Items:
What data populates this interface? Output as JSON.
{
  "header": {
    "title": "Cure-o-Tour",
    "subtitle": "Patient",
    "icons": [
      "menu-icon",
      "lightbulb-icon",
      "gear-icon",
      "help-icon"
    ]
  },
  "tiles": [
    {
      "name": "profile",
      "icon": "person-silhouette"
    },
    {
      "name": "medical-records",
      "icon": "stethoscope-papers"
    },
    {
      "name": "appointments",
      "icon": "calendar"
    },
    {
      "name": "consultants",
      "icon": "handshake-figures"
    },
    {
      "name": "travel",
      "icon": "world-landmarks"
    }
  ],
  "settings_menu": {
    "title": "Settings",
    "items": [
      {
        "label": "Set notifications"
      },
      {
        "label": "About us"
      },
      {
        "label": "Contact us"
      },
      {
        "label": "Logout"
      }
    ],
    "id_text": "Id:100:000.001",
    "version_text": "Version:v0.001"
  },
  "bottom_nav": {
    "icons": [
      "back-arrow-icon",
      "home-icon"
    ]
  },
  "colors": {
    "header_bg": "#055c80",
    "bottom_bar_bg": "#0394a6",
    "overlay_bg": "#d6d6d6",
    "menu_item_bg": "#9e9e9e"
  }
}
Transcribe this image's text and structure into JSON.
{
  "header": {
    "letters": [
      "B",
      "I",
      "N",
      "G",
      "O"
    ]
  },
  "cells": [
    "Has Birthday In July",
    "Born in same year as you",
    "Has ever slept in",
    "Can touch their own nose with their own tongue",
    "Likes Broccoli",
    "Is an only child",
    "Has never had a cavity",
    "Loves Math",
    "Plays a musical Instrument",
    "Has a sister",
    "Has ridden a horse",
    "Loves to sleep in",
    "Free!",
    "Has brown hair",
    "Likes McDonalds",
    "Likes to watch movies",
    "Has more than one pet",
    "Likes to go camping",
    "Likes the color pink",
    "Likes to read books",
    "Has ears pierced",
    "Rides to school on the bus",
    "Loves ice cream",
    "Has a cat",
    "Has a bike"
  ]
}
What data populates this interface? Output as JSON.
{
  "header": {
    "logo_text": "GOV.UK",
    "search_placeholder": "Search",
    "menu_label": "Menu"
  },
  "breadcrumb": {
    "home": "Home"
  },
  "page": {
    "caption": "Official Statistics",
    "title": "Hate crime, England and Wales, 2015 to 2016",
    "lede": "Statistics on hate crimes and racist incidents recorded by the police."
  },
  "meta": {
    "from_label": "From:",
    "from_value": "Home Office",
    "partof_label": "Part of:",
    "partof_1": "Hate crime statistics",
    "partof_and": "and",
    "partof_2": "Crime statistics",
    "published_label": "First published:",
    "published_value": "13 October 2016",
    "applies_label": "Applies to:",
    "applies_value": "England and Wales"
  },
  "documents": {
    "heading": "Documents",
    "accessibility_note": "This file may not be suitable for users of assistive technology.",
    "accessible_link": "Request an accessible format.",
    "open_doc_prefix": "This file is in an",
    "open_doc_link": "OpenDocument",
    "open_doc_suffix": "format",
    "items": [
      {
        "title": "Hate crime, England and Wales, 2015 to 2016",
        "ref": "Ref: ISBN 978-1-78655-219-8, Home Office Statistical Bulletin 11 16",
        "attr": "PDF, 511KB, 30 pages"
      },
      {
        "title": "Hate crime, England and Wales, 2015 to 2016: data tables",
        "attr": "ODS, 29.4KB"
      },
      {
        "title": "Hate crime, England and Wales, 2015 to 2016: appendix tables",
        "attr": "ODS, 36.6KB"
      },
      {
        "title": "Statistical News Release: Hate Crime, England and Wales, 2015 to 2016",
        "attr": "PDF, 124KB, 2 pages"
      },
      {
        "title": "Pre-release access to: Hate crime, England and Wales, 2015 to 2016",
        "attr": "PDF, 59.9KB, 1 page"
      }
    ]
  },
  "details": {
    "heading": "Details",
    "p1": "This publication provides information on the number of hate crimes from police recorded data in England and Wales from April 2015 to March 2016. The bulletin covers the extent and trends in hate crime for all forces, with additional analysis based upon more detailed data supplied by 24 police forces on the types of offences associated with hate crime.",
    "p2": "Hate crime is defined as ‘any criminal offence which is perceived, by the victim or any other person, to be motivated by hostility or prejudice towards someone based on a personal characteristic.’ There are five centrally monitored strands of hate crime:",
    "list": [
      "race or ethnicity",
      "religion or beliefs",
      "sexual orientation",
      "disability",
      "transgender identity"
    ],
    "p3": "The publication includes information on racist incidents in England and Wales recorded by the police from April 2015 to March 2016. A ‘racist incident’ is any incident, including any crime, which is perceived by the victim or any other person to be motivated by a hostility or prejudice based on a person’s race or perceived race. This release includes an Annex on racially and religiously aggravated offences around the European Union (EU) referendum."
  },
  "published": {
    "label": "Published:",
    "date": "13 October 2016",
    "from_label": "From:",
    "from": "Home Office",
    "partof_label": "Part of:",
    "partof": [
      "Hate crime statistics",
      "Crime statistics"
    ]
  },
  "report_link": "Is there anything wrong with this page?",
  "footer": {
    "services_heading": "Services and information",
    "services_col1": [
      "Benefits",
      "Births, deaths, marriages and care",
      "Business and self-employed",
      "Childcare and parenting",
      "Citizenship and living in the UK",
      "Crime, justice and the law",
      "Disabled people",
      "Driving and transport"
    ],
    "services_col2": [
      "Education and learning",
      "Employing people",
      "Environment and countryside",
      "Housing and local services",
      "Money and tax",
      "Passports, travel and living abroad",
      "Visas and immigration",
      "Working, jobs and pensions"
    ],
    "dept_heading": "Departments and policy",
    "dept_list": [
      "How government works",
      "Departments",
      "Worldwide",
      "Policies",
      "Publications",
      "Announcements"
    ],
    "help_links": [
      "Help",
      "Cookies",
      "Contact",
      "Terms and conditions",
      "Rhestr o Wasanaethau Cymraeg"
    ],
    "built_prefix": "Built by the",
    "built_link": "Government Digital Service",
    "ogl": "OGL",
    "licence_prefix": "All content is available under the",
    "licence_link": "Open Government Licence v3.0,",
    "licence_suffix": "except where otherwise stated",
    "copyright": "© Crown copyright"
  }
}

Work to complete: Your task is to output all of the data above word for word.

Result of this task:
What data populates this interface? Output as JSON.
{
  "header": {
    "title": "Cure-o-Tour",
    "subtitle": "Patient",
    "icons": [
      "menu-icon",
      "lightbulb-icon",
      "gear-icon",
      "help-icon"
    ]
  },
  "tiles": [
    {
      "name": "profile",
      "icon": "person-silhouette"
    },
    {
      "name": "medical-records",
      "icon": "stethoscope-papers"
    },
    {
      "name": "appointments",
      "icon": "calendar"
    },
    {
      "name": "consultants",
      "icon": "handshake-figures"
    },
    {
      "name": "travel",
      "icon": "world-landmarks"
    }
  ],
  "settings_menu": {
    "title": "Settings",
    "items": [
      {
        "label": "Set notifications"
      },
      {
        "label": "About us"
      },
      {
        "label": "Contact us"
      },
      {
        "label": "Logout"
      }
    ],
    "id_text": "Id:100:000.001",
    "version_text": "Version:v0.001"
  },
  "bottom_nav": {
    "icons": [
      "back-arrow-icon",
      "home-icon"
    ]
  },
  "colors": {
    "header_bg": "#055c80",
    "bottom_bar_bg": "#0394a6",
    "overlay_bg": "#d6d6d6",
    "menu_item_bg": "#9e9e9e"
  }
}
Transcribe this image's text and structure into JSON.
{
  "header": {
    "letters": [
      "B",
      "I",
      "N",
      "G",
      "O"
    ]
  },
  "cells": [
    "Has Birthday In July",
    "Born in same year as you",
    "Has ever slept in",
    "Can touch their own nose with their own tongue",
    "Likes Broccoli",
    "Is an only child",
    "Has never had a cavity",
    "Loves Math",
    "Plays a musical Instrument",
    "Has a sister",
    "Has ridden a horse",
    "Loves to sleep in",
    "Free!",
    "Has brown hair",
    "Likes McDonalds",
    "Likes to watch movies",
    "Has more than one pet",
    "Likes to go camping",
    "Likes the color pink",
    "Likes to read books",
    "Has ears pierced",
    "Rides to school on the bus",
    "Loves ice cream",
    "Has a cat",
    "Has a bike"
  ]
}
What data populates this interface? Output as JSON.
{
  "header": {
    "logo_text": "GOV.UK",
    "search_placeholder": "Search",
    "menu_label": "Menu"
  },
  "breadcrumb": {
    "home": "Home"
  },
  "page": {
    "caption": "Official Statistics",
    "title": "Hate crime, England and Wales, 2015 to 2016",
    "lede": "Statistics on hate crimes and racist incidents recorded by the police."
  },
  "meta": {
    "from_label": "From:",
    "from_value": "Home Office",
    "partof_label": "Part of:",
    "partof_1": "Hate crime statistics",
    "partof_and": "and",
    "partof_2": "Crime statistics",
    "published_label": "First published:",
    "published_value": "13 October 2016",
    "applies_label": "Applies to:",
    "applies_value": "England and Wales"
  },
  "documents": {
    "heading": "Documents",
    "accessibility_note": "This file may not be suitable for users of assistive technology.",
    "accessible_link": "Request an accessible format.",
    "open_doc_prefix": "This file is in an",
    "open_doc_link": "OpenDocument",
    "open_doc_suffix": "format",
    "items": [
      {
        "title": "Hate crime, England and Wales, 2015 to 2016",
        "ref": "Ref: ISBN 978-1-78655-219-8, Home Office Statistical Bulletin 11 16",
        "attr": "PDF, 511KB, 30 pages"
      },
      {
        "title": "Hate crime, England and Wales, 2015 to 2016: data tables",
        "attr": "ODS, 29.4KB"
      },
      {
        "title": "Hate crime, England and Wales, 2015 to 2016: appendix tables",
        "attr": "ODS, 36.6KB"
      },
      {
        "title": "Statistical News Release: Hate Crime, England and Wales, 2015 to 2016",
        "attr": "PDF, 124KB, 2 pages"
      },
      {
        "title": "Pre-release access to: Hate crime, England and Wales, 2015 to 2016",
        "attr": "PDF, 59.9KB, 1 page"
      }
    ]
  },
  "details": {
    "heading": "Details",
    "p1": "This publication provides information on the number of hate crimes from police recorded data in England and Wales from April 2015 to March 2016. The bulletin covers the extent and trends in hate crime for all forces, with additional analysis based upon more detailed data supplied by 24 police forces on the types of offences associated with hate crime.",
    "p2": "Hate crime is defined as ‘any criminal offence which is perceived, by the victim or any other person, to be motivated by hostility or prejudice towards someone based on a personal characteristic.’ There are five centrally monitored strands of hate crime:",
    "list": [
      "race or ethnicity",
      "religion or beliefs",
      "sexual orientation",
      "disability",
      "transgender identity"
    ],
    "p3": "The publication includes information on racist incidents in England and Wales recorded by the police from April 2015 to March 2016. A ‘racist incident’ is any incident, including any crime, which is perceived by the victim or any other person to be motivated by a hostility or prejudice based on a person’s race or perceived race. This release includes an Annex on racially and religiously aggravated offences around the European Union (EU) referendum."
  },
  "published": {
    "label": "Published:",
    "date": "13 October 2016",
    "from_label": "From:",
    "from": "Home Office",
    "partof_label": "Part of:",
    "partof": [
      "Hate crime statistics",
      "Crime statistics"
    ]
  },
  "report_link": "Is there anything wrong with this page?",
  "footer": {
    "services_heading": "Services and information",
    "services_col1": [
      "Benefits",
      "Births, deaths, marriages and care",
      "Business and self-employed",
      "Childcare and parenting",
      "Citizenship and living in the UK",
      "Crime, justice and the law",
      "Disabled people",
      "Driving and transport"
    ],
    "services_col2": [
      "Education and learning",
      "Employing people",
      "Environment and countryside",
      "Housing and local services",
      "Money and tax",
      "Passports, travel and living abroad",
      "Visas and immigration",
      "Working, jobs and pensions"
    ],
    "dept_heading": "Departments and policy",
    "dept_list": [
      "How government works",
      "Departments",
      "Worldwide",
      "Policies",
      "Publications",
      "Announcements"
    ],
    "help_links": [
      "Help",
      "Cookies",
      "Contact",
      "Terms and conditions",
      "Rhestr o Wasanaethau Cymraeg"
    ],
    "built_prefix": "Built by the",
    "built_link": "Government Digital Service",
    "ogl": "OGL",
    "licence_prefix": "All content is available under the",
    "licence_link": "Open Government Licence v3.0,",
    "licence_suffix": "except where otherwise stated",
    "copyright": "© Crown copyright"
  }
}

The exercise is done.